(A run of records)
◆ ◆ ◆ ◆

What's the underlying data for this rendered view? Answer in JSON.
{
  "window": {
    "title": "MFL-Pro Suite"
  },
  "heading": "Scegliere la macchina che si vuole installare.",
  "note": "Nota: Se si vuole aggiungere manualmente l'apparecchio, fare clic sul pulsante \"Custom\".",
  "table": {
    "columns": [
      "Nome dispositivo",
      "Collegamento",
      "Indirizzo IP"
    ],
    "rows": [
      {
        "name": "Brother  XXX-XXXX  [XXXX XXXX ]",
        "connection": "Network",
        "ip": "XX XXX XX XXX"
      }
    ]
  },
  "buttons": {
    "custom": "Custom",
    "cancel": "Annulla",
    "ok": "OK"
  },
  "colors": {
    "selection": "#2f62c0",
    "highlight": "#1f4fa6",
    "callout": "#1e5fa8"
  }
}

◆ ◆ ◆ ◆

== Requirement ==
Type out the whole listing above again, exactly as it stands.

== Answer to this task ==
What's the underlying data for this rendered view? Answer in JSON.
{
  "window": {
    "title": "MFL-Pro Suite"
  },
  "heading": "Scegliere la macchina che si vuole installare.",
  "note": "Nota: Se si vuole aggiungere manualmente l'apparecchio, fare clic sul pulsante \"Custom\".",
  "table": {
    "columns": [
      "Nome dispositivo",
      "Collegamento",
      "Indirizzo IP"
    ],
    "rows": [
      {
        "name": "Brother  XXX-XXXX  [XXXX XXXX ]",
        "connection": "Network",
        "ip": "XX XXX XX XXX"
      }
    ]
  },
  "buttons": {
    "custom": "Custom",
    "cancel": "Annulla",
    "ok": "OK"
  },
  "colors": {
    "selection": "#2f62c0",
    "highlight": "#1f4fa6",
    "callout": "#1e5fa8"
  }
}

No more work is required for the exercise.